[Dataset excerpt]
- - -

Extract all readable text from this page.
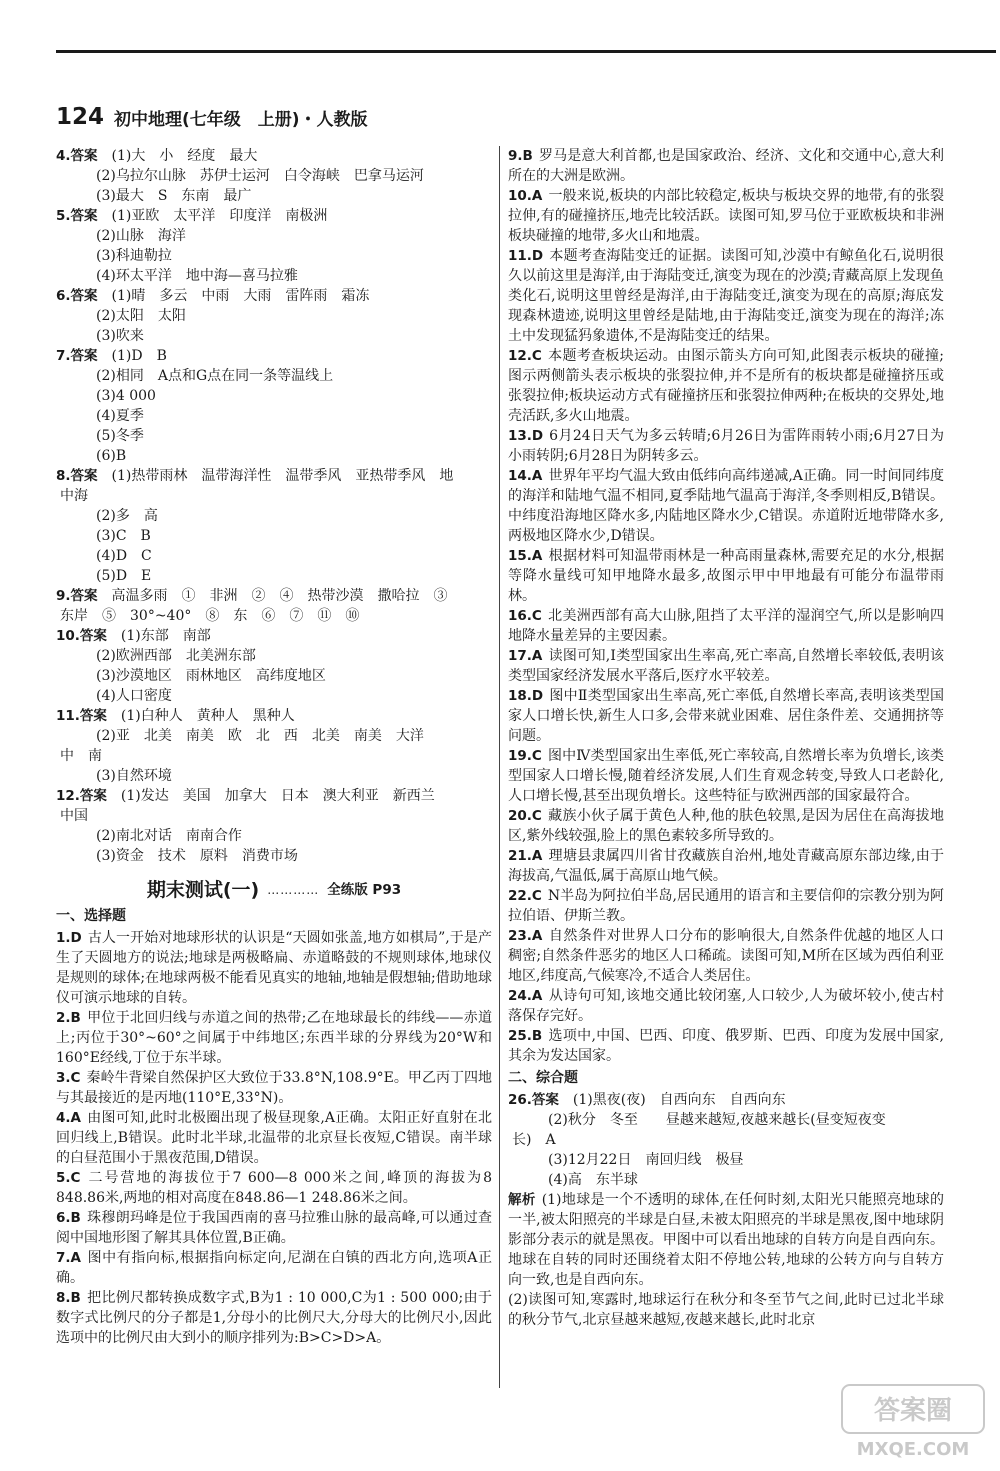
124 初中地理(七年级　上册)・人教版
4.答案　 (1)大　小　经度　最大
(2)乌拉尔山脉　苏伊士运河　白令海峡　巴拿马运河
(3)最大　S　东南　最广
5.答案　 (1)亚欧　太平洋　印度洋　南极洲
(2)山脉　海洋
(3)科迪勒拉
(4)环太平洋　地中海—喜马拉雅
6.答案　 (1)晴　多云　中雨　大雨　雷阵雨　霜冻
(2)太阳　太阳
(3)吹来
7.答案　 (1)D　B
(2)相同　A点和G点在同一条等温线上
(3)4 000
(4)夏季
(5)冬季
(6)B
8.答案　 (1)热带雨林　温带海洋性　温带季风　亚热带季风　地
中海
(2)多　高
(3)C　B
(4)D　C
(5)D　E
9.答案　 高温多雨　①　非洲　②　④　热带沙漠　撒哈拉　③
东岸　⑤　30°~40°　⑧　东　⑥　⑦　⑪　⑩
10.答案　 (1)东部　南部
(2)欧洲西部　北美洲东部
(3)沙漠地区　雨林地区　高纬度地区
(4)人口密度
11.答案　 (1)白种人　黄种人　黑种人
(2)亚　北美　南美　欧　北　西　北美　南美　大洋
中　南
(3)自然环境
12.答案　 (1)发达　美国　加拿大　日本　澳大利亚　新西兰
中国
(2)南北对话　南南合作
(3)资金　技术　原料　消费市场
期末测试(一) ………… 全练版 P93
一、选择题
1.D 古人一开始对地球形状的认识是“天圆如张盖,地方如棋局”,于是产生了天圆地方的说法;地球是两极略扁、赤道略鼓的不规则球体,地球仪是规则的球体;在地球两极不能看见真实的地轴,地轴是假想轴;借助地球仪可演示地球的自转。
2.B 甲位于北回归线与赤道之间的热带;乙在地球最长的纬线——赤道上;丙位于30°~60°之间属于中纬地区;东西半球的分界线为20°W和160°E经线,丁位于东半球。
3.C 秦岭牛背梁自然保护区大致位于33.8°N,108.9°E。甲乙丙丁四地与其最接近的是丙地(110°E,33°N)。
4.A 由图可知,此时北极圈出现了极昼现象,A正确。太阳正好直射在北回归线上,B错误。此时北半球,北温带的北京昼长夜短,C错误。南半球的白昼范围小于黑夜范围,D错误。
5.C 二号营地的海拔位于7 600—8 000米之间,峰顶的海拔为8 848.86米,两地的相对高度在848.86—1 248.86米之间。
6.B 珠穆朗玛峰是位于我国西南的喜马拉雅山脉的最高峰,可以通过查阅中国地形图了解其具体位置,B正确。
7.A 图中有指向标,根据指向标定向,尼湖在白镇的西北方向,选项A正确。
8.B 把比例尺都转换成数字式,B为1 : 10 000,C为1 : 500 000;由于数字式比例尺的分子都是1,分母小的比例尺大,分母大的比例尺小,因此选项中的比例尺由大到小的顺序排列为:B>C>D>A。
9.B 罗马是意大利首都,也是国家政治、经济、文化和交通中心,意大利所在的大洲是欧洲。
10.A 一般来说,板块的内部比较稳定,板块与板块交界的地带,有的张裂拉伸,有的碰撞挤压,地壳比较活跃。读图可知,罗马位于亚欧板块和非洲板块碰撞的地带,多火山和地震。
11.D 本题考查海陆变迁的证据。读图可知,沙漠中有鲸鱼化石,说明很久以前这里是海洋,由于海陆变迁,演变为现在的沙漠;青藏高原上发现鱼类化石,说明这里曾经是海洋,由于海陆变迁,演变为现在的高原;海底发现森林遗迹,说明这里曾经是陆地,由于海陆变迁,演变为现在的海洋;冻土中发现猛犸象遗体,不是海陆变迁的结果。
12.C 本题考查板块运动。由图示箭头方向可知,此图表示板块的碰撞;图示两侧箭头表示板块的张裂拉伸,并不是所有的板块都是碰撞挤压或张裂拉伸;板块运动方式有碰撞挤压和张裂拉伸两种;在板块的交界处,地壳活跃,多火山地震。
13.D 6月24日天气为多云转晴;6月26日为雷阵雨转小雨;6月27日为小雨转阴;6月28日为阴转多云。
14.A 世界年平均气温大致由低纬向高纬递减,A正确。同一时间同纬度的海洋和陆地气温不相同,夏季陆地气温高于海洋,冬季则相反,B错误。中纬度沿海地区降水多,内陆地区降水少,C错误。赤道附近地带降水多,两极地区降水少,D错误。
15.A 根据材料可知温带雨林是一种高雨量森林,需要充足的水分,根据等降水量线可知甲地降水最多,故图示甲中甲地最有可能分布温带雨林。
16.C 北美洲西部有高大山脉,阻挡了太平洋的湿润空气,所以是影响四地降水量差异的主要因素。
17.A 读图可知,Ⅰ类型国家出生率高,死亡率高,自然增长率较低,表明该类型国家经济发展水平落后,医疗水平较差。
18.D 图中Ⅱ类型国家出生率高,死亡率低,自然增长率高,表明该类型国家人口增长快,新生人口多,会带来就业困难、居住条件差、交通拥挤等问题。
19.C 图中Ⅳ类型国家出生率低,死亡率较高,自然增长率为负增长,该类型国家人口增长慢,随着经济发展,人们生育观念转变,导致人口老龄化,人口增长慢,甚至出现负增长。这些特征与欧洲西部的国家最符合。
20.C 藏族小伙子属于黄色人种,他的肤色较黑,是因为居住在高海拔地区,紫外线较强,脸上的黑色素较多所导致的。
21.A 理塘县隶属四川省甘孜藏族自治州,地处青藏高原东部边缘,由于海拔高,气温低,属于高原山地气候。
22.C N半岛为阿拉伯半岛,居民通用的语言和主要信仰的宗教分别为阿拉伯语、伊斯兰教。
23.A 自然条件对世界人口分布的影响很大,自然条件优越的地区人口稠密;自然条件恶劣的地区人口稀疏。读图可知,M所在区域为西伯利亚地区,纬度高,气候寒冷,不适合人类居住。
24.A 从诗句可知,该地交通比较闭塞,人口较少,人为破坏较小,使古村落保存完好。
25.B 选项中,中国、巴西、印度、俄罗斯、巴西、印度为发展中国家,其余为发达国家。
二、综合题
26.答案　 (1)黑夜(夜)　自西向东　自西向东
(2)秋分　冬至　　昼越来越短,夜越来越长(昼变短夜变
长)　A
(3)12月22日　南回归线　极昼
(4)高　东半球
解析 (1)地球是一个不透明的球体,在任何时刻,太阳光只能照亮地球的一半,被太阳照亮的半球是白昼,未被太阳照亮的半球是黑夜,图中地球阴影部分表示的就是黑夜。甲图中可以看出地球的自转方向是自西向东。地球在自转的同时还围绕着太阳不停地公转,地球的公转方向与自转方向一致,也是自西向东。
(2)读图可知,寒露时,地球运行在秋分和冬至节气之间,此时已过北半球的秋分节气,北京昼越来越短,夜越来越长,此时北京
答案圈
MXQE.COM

- - -

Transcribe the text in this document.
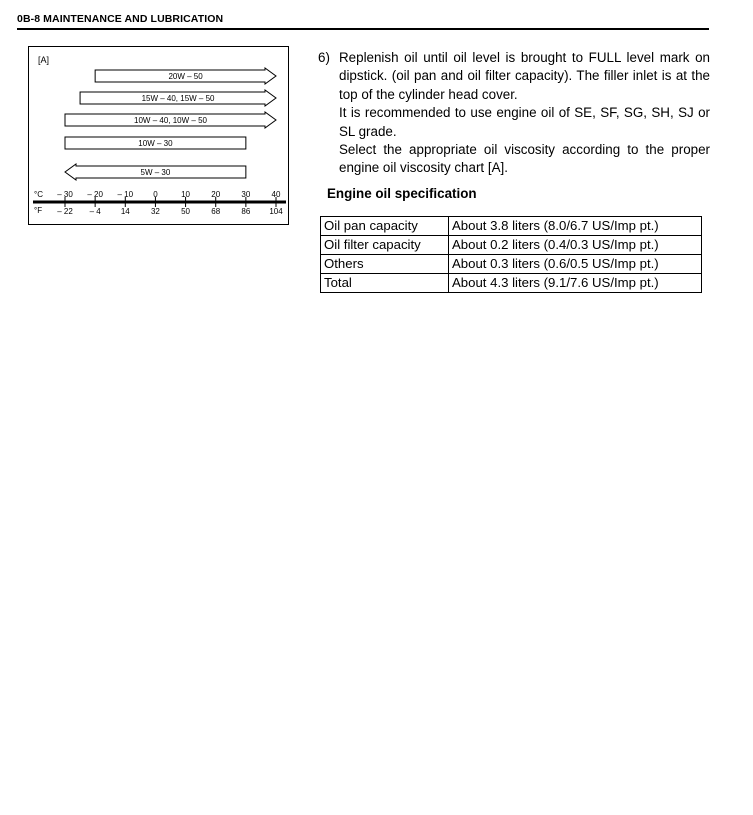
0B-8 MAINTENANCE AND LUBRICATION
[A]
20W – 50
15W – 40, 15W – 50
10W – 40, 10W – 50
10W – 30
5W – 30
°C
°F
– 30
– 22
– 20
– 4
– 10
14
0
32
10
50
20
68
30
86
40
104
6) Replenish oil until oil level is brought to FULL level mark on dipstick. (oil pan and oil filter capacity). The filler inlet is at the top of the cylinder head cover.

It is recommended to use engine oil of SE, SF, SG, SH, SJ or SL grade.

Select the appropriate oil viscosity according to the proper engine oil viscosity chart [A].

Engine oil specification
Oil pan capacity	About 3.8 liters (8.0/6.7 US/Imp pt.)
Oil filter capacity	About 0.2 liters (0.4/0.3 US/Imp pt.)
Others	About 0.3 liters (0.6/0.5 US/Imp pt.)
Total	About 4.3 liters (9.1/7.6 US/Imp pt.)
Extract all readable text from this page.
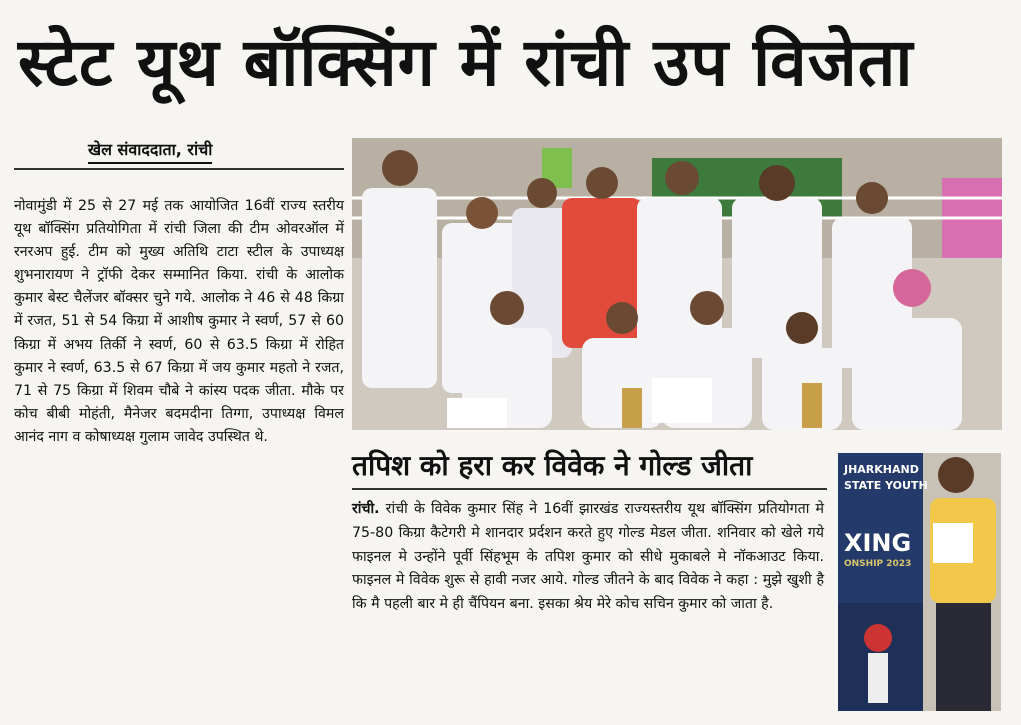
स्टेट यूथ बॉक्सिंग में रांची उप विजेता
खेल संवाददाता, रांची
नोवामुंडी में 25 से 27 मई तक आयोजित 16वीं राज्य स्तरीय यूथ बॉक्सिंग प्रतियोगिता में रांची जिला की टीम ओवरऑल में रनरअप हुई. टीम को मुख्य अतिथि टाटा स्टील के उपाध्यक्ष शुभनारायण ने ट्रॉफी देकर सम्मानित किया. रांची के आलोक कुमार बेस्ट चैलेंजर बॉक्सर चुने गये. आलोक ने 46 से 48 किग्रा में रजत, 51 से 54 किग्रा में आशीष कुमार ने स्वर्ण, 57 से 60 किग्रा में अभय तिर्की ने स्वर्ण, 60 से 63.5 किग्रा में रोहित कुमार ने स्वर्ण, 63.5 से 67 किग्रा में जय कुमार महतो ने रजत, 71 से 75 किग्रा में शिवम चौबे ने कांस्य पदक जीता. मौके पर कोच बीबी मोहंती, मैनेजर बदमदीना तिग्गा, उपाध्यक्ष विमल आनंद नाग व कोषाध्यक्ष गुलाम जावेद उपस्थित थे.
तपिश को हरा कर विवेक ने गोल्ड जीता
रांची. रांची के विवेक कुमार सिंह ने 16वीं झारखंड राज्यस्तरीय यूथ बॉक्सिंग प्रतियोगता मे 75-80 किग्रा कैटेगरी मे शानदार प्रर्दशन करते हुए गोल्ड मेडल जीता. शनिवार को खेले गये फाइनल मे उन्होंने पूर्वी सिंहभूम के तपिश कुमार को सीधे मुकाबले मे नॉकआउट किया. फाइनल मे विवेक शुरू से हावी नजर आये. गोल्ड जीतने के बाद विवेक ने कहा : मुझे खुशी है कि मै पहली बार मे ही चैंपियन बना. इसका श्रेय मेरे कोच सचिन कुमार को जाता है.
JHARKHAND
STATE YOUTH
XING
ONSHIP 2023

- - -

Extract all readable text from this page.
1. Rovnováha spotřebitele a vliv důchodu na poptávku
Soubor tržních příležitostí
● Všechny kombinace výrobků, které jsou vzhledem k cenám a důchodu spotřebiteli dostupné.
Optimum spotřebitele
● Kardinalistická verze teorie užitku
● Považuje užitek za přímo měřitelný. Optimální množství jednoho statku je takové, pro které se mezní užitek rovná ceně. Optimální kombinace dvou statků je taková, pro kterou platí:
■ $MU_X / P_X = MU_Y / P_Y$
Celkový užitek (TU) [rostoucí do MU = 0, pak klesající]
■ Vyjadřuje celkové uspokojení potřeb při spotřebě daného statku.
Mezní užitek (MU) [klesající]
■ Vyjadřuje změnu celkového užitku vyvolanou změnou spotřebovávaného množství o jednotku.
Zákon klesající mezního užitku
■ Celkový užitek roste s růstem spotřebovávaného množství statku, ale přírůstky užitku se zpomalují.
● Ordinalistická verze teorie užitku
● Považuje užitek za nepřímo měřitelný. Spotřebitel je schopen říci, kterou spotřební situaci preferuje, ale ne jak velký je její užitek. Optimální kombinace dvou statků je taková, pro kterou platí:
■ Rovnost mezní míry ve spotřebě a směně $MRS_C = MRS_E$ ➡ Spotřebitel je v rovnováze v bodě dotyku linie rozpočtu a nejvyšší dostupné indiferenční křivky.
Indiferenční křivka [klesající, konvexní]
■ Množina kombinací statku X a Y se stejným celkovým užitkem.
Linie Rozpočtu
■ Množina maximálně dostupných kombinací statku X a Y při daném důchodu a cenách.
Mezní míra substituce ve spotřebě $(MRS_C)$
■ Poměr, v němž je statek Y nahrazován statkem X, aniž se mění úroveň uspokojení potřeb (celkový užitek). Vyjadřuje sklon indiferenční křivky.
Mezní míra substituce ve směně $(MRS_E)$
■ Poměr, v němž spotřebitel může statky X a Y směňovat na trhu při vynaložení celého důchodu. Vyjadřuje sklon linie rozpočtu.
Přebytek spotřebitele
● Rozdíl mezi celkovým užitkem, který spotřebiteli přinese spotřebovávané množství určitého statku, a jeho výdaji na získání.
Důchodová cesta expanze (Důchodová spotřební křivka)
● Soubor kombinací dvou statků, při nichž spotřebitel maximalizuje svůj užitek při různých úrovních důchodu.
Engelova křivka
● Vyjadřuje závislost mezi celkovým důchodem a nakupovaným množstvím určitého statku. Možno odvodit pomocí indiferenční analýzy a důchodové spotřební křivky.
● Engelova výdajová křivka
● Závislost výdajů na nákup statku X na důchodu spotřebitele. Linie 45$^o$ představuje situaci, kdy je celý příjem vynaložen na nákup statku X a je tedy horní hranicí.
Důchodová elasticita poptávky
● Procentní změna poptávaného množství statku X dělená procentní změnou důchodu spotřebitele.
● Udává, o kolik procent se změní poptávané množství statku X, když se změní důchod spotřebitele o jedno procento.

- - -

What is needed
Gather up the lines containing the word "dostupné" from these records and copy them.

Exercise solution
● Všechny kombinace výrobků, které jsou vzhledem k cenám a důchodu spotřebiteli dostupné.
■ Rovnost mezní míry ve spotřebě a směně $MRS_C = MRS_E$ ➡ Spotřebitel je v rovnováze v bodě dotyku linie rozpočtu a nejvyšší dostupné indiferenční křivky.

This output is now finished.